#### Supplied data ####

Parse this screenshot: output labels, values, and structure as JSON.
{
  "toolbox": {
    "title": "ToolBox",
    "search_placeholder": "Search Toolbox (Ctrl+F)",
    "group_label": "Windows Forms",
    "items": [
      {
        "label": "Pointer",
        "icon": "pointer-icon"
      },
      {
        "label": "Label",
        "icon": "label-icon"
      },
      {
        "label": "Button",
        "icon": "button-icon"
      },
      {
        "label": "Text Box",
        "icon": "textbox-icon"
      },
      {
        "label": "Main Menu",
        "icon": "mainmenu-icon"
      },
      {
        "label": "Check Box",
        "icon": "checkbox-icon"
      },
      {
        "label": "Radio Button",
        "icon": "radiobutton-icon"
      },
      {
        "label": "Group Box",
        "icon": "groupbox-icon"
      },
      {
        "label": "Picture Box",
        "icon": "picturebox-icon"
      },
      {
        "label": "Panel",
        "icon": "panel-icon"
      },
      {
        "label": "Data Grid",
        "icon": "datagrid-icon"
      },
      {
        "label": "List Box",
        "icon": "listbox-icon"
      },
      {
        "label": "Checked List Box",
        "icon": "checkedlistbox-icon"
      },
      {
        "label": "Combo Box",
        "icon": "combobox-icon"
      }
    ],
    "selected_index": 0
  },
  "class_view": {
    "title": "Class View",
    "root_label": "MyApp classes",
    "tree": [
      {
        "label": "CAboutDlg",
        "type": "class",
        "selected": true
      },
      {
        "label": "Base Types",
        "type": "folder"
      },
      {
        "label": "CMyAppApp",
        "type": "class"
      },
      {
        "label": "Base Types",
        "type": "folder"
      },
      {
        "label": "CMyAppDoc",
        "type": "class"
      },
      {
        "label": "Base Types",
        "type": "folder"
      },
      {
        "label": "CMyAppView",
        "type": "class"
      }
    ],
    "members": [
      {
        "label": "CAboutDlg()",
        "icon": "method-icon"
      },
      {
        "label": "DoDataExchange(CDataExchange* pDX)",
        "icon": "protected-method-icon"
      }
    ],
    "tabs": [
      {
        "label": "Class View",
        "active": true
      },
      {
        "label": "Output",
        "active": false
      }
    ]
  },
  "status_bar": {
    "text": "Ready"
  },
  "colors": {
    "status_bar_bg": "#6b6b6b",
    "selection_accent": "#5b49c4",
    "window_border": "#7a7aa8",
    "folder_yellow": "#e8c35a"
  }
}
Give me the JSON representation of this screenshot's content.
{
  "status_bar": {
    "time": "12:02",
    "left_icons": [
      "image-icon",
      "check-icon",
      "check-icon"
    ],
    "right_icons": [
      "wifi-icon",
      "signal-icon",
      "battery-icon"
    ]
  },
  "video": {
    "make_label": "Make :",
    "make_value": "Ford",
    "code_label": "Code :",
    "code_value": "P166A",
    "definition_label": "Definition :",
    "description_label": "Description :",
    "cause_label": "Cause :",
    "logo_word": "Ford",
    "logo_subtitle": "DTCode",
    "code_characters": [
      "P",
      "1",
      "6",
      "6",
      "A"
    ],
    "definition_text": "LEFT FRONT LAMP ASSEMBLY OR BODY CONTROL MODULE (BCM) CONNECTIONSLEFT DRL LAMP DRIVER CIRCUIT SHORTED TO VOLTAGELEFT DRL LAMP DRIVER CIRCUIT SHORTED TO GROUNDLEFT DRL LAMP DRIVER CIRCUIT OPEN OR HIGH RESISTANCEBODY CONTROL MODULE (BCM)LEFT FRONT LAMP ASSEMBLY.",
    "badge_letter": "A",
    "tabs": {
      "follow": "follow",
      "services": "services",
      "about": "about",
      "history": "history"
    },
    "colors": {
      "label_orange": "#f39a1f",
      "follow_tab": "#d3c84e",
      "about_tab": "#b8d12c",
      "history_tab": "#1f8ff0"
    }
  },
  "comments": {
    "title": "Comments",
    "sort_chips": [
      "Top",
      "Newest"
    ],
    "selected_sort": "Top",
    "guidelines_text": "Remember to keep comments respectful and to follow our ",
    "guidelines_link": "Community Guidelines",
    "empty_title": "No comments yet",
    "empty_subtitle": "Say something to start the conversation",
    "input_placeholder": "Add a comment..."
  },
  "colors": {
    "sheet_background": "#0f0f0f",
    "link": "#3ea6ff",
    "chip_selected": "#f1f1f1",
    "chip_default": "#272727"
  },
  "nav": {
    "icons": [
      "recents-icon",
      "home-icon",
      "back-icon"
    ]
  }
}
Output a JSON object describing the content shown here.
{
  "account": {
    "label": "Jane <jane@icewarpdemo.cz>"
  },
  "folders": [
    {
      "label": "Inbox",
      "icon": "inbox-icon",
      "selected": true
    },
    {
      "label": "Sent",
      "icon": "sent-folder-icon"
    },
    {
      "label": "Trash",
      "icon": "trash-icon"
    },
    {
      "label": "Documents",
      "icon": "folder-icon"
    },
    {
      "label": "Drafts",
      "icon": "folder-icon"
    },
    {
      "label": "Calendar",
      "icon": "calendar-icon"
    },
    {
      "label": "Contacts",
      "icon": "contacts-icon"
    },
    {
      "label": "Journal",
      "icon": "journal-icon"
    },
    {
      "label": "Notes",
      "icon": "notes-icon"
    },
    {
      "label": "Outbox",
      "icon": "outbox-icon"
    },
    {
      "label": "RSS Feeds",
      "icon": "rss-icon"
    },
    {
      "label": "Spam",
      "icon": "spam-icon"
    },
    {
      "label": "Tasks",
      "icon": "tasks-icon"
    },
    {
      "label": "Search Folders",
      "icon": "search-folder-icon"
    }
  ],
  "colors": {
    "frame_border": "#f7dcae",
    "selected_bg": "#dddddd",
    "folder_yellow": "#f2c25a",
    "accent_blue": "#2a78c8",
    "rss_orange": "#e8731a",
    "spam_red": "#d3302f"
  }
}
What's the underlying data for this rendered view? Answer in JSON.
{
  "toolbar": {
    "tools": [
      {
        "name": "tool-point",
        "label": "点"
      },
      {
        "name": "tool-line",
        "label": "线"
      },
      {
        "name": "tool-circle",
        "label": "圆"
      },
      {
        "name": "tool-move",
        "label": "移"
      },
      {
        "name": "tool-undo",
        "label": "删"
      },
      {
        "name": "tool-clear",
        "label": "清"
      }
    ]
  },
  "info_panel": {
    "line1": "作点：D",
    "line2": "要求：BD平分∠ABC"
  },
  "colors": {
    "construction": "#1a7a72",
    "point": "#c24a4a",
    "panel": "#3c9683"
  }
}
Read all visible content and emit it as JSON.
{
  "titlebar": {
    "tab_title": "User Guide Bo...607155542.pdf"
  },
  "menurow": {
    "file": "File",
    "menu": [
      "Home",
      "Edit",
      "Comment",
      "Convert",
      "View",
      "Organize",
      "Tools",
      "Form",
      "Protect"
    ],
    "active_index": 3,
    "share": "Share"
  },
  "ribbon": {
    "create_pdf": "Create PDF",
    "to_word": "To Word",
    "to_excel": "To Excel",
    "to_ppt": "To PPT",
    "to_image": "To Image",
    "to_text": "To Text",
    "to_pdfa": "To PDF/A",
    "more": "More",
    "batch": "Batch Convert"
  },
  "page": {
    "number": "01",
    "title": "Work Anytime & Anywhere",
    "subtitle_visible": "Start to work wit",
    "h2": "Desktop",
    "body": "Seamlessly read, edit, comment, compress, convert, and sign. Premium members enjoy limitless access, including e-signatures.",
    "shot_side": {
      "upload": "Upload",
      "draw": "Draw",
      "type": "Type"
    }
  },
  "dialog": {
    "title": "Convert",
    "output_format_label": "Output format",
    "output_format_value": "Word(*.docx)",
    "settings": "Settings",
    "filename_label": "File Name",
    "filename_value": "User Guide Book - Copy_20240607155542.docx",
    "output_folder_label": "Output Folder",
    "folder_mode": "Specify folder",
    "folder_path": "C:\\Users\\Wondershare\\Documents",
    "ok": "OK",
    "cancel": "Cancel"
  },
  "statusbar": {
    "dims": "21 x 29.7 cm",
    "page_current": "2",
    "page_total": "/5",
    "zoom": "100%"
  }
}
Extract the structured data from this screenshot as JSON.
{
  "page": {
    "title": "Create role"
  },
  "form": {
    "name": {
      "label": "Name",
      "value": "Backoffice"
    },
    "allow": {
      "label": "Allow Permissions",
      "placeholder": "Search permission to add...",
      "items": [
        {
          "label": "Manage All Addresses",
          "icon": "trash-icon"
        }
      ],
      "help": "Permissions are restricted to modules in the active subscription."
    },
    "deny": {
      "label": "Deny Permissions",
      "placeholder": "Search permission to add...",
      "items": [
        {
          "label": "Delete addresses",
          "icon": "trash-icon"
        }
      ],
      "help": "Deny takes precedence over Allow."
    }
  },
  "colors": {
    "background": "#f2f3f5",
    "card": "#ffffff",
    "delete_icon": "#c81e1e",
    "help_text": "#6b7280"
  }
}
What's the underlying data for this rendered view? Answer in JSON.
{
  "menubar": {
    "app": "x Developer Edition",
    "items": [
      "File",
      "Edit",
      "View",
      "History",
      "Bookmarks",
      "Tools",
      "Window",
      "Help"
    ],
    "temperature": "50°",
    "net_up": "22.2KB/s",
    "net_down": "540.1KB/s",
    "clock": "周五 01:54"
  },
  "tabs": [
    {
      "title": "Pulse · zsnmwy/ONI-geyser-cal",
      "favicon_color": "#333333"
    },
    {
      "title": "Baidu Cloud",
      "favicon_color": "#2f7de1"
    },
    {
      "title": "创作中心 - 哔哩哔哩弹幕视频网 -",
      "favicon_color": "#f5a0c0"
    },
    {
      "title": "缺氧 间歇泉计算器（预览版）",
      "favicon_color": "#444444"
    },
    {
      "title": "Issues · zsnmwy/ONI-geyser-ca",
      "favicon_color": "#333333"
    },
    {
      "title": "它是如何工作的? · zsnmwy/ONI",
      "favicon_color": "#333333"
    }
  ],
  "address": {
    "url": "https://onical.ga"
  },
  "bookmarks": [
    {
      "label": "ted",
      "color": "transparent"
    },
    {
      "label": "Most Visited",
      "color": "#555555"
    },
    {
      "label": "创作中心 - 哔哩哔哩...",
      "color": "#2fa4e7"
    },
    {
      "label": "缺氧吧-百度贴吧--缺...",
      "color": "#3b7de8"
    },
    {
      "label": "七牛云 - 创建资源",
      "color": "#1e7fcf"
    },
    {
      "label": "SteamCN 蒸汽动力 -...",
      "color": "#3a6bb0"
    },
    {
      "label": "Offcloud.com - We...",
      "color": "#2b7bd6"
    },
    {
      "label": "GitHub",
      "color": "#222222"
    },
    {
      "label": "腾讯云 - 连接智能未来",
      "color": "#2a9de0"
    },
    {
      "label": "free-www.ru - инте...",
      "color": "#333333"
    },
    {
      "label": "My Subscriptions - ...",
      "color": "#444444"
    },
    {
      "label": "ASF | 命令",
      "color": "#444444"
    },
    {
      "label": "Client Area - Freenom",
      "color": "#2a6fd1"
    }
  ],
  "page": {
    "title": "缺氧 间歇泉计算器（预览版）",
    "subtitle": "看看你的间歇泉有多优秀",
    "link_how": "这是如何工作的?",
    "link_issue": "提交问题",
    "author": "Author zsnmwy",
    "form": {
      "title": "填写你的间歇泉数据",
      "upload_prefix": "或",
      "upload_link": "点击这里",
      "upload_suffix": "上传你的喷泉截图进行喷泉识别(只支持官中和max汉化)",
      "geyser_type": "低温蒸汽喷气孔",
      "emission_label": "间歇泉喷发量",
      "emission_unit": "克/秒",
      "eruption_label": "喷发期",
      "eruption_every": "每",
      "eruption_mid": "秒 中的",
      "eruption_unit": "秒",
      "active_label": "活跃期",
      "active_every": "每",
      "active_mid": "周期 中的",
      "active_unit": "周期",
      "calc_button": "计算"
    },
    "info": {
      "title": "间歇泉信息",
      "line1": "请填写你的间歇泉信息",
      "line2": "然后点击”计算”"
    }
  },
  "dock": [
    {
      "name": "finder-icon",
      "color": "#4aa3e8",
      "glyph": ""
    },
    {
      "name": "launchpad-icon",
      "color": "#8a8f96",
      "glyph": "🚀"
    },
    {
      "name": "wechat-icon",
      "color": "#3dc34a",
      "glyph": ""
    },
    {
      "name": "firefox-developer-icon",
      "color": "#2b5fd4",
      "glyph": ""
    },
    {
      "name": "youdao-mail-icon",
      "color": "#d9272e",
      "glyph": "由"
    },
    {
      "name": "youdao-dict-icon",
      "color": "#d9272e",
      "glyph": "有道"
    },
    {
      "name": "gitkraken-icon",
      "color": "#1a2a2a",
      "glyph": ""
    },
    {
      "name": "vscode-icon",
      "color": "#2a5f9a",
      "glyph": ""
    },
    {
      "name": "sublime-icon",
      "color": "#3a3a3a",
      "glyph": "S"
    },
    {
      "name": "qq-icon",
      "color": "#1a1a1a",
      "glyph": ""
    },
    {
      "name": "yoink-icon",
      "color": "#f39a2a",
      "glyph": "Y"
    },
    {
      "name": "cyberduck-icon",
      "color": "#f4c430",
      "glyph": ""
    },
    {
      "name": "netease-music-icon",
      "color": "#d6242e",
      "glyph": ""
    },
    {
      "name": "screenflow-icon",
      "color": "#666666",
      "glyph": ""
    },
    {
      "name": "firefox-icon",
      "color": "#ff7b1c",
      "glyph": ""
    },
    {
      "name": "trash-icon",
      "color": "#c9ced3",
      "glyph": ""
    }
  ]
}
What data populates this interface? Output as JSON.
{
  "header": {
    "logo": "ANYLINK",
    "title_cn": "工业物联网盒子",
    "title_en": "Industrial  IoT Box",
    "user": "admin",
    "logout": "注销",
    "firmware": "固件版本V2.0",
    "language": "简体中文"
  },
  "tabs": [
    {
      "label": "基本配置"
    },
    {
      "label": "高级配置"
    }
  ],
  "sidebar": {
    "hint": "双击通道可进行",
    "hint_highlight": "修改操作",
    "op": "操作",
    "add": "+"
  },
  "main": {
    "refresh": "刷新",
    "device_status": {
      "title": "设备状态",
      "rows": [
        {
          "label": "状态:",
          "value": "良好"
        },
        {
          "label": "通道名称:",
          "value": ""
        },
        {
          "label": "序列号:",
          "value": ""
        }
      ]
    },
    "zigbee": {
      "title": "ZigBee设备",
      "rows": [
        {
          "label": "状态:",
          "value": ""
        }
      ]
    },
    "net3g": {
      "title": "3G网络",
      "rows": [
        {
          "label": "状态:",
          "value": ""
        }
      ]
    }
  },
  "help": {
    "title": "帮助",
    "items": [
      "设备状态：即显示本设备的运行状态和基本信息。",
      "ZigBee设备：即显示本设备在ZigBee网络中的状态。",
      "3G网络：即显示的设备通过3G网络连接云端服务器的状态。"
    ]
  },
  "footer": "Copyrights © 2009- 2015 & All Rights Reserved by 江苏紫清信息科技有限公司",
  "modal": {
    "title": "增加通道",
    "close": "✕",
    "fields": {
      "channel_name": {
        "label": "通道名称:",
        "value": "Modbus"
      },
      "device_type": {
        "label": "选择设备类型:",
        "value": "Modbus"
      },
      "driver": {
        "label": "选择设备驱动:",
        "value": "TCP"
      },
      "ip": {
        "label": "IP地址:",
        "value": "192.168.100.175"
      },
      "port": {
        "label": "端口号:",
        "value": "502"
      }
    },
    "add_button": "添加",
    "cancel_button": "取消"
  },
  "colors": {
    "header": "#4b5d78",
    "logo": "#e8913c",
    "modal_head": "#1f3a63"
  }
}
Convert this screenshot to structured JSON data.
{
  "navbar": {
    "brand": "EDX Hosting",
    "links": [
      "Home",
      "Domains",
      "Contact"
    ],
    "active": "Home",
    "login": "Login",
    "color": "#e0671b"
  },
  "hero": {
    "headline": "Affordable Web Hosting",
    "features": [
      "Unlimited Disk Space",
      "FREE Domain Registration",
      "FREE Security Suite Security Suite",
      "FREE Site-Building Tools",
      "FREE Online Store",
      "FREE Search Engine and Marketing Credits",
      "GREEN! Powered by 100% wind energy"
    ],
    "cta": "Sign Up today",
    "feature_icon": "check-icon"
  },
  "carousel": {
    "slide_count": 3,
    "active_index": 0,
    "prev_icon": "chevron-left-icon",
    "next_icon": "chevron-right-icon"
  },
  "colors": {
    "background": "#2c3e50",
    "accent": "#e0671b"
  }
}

####

Prompt -
From the entries above, pull out each line that includes "true".

Exercise response -
        "selected": true
        "active": true
      "selected": true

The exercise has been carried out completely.